| Work to do |
Scan the listing below and copy every line holding "were".
---- Exercise materials
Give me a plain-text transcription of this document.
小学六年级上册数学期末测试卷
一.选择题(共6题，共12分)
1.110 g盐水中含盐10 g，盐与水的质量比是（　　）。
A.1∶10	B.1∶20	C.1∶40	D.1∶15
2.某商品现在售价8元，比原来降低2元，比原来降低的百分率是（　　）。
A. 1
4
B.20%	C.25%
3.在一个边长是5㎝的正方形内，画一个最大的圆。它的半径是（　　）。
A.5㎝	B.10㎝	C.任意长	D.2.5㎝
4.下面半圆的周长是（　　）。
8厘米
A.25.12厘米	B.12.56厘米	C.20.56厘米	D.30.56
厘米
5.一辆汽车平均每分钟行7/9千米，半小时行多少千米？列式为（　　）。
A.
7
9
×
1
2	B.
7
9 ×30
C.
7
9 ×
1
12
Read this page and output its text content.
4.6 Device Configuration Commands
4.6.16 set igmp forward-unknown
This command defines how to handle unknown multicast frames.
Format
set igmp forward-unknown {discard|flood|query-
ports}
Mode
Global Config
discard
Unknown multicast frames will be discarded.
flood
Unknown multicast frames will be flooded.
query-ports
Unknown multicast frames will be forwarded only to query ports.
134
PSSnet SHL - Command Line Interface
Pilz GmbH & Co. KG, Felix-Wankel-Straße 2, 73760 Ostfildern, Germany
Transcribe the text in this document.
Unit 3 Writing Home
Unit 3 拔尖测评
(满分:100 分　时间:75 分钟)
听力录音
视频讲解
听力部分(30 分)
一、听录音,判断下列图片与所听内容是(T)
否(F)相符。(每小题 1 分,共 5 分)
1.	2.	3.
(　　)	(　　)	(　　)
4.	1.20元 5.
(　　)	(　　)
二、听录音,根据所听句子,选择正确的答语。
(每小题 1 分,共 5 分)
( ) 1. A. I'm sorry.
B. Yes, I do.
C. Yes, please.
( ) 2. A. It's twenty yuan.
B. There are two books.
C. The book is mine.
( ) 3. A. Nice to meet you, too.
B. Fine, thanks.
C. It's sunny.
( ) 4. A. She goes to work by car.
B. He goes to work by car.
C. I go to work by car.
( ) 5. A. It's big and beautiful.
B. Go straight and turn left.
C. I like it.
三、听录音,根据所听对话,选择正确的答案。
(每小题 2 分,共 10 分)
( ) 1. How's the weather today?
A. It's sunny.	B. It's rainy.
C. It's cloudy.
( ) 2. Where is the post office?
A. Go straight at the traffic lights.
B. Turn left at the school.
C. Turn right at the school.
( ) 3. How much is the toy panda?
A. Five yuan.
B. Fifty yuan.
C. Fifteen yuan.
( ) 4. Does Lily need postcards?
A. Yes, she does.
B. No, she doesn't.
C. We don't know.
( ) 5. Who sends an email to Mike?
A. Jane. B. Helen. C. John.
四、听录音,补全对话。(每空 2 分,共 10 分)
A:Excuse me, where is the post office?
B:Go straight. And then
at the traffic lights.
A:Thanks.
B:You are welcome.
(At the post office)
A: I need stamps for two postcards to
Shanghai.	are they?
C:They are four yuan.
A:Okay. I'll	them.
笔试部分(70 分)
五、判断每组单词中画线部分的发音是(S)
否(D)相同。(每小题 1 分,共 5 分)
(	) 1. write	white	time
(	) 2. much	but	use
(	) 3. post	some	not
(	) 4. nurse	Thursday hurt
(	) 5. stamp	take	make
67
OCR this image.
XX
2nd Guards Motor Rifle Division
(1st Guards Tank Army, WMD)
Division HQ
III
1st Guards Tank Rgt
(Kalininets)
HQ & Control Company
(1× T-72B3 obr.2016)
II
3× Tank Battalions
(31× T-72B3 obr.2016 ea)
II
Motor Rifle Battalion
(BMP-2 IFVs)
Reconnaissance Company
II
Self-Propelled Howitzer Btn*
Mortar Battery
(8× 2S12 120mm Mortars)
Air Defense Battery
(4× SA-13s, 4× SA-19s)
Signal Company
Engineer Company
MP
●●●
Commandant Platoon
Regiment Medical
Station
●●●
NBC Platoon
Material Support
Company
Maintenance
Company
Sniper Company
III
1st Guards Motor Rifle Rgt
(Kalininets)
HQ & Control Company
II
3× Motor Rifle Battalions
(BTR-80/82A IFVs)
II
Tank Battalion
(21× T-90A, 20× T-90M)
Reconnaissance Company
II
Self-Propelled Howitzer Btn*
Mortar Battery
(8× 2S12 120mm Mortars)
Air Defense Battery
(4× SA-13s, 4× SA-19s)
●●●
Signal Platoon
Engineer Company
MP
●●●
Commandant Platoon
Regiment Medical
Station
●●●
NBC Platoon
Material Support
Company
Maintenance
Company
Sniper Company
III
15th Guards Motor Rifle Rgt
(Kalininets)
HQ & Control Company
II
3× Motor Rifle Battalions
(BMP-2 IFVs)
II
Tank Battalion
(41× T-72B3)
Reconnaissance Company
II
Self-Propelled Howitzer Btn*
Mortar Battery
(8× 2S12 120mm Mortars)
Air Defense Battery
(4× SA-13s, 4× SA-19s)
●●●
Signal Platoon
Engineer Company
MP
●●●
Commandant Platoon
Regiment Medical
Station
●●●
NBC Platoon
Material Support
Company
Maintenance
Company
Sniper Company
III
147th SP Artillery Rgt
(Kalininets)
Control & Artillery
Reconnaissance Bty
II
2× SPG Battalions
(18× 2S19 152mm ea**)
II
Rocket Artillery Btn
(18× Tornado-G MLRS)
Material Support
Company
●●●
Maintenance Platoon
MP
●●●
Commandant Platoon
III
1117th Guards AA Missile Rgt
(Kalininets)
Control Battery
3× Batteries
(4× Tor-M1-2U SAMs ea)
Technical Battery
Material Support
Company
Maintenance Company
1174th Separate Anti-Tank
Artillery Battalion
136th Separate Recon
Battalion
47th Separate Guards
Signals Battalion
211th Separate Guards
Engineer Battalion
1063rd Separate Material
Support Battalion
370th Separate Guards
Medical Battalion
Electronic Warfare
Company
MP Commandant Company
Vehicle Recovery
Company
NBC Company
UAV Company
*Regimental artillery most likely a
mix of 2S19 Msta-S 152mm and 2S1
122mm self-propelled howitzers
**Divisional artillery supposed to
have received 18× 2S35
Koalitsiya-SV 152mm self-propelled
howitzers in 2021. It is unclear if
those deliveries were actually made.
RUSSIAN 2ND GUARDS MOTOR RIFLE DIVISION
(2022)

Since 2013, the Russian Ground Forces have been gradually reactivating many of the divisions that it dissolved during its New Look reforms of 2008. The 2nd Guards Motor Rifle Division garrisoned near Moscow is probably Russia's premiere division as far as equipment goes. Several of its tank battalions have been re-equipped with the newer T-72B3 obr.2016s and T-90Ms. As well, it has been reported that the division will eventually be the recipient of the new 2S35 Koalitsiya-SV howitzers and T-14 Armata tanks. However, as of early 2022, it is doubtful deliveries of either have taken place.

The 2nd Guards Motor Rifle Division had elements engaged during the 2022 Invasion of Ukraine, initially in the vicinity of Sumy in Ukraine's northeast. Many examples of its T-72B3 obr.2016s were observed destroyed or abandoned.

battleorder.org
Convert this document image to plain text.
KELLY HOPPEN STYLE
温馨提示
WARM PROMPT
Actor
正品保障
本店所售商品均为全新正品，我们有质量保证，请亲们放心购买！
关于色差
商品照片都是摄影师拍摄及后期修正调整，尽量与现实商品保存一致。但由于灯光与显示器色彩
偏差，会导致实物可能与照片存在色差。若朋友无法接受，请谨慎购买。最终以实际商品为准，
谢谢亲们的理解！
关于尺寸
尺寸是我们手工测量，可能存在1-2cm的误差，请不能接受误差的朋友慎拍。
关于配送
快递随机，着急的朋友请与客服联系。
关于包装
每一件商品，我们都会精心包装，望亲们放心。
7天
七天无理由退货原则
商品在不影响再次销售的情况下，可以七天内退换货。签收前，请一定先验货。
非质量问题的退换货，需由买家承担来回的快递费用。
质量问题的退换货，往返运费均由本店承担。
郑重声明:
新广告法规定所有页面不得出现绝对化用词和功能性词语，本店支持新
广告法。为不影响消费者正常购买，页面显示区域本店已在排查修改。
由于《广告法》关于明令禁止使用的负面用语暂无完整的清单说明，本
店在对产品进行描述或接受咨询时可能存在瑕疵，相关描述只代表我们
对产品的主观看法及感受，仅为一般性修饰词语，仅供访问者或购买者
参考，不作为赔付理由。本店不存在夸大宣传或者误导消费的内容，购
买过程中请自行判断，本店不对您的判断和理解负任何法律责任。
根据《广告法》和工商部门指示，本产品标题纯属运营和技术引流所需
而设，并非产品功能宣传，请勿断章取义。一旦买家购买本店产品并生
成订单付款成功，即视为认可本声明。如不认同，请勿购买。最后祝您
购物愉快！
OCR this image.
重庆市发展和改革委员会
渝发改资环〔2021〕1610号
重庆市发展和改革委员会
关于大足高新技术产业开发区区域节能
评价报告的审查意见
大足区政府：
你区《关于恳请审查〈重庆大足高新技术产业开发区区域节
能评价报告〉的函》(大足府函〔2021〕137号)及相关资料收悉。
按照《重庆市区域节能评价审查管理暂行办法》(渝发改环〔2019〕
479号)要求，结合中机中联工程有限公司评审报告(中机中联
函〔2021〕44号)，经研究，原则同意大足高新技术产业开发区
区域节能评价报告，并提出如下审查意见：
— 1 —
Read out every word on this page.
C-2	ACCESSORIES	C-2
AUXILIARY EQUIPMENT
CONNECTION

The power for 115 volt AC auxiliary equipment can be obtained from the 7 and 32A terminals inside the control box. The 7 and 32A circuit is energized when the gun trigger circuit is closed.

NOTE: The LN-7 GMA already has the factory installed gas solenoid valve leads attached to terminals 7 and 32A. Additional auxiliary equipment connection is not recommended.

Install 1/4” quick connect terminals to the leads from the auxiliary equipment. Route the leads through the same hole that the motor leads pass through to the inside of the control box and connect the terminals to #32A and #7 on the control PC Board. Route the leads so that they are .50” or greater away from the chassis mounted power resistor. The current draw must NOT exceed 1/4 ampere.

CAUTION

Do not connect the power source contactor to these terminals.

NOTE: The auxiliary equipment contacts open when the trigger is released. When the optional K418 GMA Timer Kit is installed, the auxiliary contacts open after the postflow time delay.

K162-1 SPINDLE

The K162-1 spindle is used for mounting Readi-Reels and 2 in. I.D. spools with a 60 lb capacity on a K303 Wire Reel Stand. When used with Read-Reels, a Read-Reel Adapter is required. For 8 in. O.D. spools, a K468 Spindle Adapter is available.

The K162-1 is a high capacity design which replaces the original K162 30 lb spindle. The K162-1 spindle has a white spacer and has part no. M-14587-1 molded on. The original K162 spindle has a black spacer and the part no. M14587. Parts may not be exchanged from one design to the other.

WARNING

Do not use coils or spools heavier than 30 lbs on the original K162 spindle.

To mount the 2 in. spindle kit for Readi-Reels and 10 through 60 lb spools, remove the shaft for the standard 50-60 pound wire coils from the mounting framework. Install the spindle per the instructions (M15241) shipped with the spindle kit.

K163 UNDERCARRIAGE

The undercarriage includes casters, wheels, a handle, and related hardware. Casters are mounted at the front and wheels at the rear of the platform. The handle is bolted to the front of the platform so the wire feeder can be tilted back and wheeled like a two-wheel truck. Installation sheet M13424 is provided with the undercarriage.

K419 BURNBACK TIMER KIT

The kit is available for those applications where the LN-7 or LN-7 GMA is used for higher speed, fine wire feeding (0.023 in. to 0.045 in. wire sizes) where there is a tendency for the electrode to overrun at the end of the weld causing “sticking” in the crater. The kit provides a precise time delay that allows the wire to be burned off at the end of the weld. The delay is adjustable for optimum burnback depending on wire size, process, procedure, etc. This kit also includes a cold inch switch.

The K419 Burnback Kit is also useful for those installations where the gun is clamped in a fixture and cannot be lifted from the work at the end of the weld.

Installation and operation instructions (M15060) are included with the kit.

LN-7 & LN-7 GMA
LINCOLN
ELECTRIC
--------
| Result of the exercise |
those deliveries were actually made.
The 2nd Guards Motor Rifle Division had elements engaged during the 2022 Invasion of Ukraine, initially in the vicinity of Sumy in Ukraine's northeast. Many examples of its T-72B3 obr.2016s were observed destroyed or abandoned.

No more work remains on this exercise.